ISTRUZIONI DA SEGUIRE ▸ Stampa per intero l'intervista a Miriam Leone, parola per parola e senza alcuna modifica.

La Stampa, 1 aprile 2019
Miriam Leone interpreta Oriana Fallaci. Intervista
In A cup of coffee with Marilyn, cortometraggio diretto da Alessandra Gonnella, interpreterà Oriana Fallaci: «Ci concentriamo sul prologo de I sette peccati di Hollywood. L’Oriana che raccontiamo è quella che ha appena iniziato a lavorare come giornalista di costume e inviata dell’Europeo».
In televisione è stata Valeria Ferro in Non uccidere e Veronica Castello nella trilogia di 1992, che tornerà in autunno su Sky Atlantic con l’ultimo capitolo, 1994. Mentre parla nomina libri, scrittori e storie. Spiega come sarà il futuro citando il selvaggio de Il mondo nuovo di Aldous Huxley. Miriam Leone è diplomatica, ma sincera. Contenuta ma, a tratti, esuberante.
Quando le viene chiesto della Fallaci, per esempio, di quanto venga usata e riusata da una certa politica per fare propaganda, non si scompone e dice: «Secondo me di Oriana si parla troppo poco». Racconta di una giornata trascorsa con Edoardo Perazzi, nipote della giornalista, e della fortuna che ha avuto nell’aprire e toccare i suoi quaderni. La memoria, ammette, «diventa spesso anche di chi se ne impossessa con la forza. Ma il nostro vuole essere un omaggio».
La Fallaci resta un personaggio controverso.
«E lo è. I personaggi controversi sono quelli che mi affascinano di più. Anche con la paura che ne può derivare, perché devi maneggiarli con cura».
Sia in «Non uccidere» che nella trilogia di «1992» interpreta donne simili.

ELENCO FORNITO ▸
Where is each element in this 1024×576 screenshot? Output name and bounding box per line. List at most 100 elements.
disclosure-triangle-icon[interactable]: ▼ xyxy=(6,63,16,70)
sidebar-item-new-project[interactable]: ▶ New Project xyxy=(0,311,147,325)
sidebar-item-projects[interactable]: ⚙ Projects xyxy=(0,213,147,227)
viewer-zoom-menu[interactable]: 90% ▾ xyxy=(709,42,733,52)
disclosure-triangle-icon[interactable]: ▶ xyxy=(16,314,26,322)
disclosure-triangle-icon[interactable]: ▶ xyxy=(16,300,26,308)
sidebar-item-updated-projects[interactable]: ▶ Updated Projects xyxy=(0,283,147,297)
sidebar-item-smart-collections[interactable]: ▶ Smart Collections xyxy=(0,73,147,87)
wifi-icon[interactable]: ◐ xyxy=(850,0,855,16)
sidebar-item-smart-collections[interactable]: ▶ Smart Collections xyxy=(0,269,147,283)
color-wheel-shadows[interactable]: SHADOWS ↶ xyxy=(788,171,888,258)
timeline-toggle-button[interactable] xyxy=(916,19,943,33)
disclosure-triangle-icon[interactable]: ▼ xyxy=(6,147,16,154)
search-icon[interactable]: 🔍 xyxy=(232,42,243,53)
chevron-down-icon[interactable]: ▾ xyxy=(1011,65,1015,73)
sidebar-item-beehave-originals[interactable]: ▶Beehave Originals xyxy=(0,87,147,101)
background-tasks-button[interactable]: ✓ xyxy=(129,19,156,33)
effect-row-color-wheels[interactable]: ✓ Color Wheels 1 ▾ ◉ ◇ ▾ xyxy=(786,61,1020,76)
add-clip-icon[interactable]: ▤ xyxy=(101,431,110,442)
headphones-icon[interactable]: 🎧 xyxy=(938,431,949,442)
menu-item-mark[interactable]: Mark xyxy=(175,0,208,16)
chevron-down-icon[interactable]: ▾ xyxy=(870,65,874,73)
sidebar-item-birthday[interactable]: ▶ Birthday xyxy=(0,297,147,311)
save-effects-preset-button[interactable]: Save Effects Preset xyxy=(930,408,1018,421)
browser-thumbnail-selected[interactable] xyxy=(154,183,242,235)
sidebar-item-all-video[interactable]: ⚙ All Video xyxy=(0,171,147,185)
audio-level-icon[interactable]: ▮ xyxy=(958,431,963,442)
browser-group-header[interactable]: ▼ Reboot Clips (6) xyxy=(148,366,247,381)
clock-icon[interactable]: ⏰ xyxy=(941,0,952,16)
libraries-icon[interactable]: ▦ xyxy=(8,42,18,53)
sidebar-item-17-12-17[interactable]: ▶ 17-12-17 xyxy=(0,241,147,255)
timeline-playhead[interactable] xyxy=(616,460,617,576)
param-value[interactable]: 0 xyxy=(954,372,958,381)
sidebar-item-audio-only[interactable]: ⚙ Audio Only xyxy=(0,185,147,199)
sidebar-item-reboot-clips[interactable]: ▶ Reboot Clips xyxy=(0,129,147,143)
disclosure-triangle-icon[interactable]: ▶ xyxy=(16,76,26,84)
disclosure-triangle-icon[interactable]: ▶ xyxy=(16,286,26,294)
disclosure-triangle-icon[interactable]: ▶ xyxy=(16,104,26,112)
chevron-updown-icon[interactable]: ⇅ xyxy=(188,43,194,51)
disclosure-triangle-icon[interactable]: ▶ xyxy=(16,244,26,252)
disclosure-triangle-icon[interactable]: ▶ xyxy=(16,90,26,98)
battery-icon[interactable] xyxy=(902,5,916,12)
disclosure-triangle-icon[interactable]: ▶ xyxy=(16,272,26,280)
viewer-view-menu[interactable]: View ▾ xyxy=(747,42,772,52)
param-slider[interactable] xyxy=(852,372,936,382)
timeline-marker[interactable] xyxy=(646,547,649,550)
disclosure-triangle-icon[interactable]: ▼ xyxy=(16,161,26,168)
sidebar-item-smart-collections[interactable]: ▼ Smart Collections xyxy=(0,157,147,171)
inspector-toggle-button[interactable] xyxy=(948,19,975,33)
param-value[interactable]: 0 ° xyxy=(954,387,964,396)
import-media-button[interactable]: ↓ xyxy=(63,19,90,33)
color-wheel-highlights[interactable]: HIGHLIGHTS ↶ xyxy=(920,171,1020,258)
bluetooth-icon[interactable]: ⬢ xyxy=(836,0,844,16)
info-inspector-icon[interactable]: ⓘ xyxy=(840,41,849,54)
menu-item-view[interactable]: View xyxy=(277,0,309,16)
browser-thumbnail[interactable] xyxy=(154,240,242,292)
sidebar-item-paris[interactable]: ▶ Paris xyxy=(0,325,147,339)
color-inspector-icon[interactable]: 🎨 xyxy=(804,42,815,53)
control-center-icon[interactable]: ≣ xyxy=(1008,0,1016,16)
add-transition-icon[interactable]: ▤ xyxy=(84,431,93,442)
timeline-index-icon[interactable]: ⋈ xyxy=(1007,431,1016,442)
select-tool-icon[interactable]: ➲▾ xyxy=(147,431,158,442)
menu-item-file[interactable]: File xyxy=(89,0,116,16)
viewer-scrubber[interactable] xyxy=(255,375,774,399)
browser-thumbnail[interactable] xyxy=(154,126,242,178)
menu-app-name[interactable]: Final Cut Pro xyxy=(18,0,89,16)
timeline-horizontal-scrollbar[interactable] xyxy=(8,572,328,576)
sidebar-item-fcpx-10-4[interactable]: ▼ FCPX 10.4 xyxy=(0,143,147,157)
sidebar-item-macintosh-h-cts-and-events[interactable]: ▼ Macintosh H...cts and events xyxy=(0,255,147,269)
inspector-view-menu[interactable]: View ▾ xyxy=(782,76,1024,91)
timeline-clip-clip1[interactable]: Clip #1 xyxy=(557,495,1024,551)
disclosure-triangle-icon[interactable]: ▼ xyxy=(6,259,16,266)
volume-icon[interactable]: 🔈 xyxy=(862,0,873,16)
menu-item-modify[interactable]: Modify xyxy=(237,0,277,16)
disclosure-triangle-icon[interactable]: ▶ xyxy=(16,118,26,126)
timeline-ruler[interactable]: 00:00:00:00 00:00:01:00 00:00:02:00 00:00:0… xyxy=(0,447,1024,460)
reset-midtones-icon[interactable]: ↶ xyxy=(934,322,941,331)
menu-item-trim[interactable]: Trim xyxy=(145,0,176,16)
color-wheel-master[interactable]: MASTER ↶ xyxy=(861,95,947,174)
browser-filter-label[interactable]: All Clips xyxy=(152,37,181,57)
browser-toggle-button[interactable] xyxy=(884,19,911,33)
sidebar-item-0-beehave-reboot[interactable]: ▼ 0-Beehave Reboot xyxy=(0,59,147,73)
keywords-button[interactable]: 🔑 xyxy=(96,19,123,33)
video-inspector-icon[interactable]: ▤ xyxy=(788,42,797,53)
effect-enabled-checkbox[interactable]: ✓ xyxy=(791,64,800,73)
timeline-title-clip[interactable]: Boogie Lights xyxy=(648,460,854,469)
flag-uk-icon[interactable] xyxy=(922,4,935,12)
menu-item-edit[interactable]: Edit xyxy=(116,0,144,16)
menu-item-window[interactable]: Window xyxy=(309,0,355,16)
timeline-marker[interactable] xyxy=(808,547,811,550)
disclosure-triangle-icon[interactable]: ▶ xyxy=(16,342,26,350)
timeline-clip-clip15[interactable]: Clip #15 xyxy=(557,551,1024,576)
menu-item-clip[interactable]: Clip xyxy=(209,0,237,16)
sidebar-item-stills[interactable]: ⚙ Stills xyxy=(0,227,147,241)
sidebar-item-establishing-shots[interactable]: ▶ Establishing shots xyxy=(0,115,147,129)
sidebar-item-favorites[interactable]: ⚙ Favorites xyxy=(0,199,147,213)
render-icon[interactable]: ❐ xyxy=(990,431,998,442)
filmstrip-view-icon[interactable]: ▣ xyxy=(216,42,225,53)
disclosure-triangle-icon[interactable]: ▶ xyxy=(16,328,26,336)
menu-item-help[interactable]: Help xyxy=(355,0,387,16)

ESITO DEL COMPITO ▸
La Stampa, 1 aprile 2019
Miriam Leone interpreta Oriana Fallaci. Intervista
In A cup of coffee with Marilyn, cortometraggio diretto da Alessandra Gonnella, interpreterà Oriana Fallaci: «Ci concentriamo sul prologo de I sette peccati di Hollywood. L’Oriana che raccontiamo è quella che ha appena iniziato a lavorare come giornalista di costume e inviata dell’Europeo».
In televisione è stata Valeria Ferro in Non uccidere e Veronica Castello nella trilogia di 1992, che tornerà in autunno su Sky Atlantic con l’ultimo capitolo, 1994. Mentre parla nomina libri, scrittori e storie. Spiega come sarà il futuro citando il selvaggio de Il mondo nuovo di Aldous Huxley. Miriam Leone è diplomatica, ma sincera. Contenuta ma, a tratti, esuberante.
Quando le viene chiesto della Fallaci, per esempio, di quanto venga usata e riusata da una certa politica per fare propaganda, non si scompone e dice: «Secondo me di Oriana si parla troppo poco». Racconta di una giornata trascorsa con Edoardo Perazzi, nipote della giornalista, e della fortuna che ha avuto nell’aprire e toccare i suoi quaderni. La memoria, ammette, «diventa spesso anche di chi se ne impossessa con la forza. Ma il nostro vuole essere un omaggio».
La Fallaci resta un personaggio controverso.
«E lo è. I personaggi controversi sono quelli che mi affascinano di più. Anche con la paura che ne può derivare, perché devi maneggiarli con cura».
Sia in «Non uccidere» che nella trilogia di «1992» interpreta donne simili.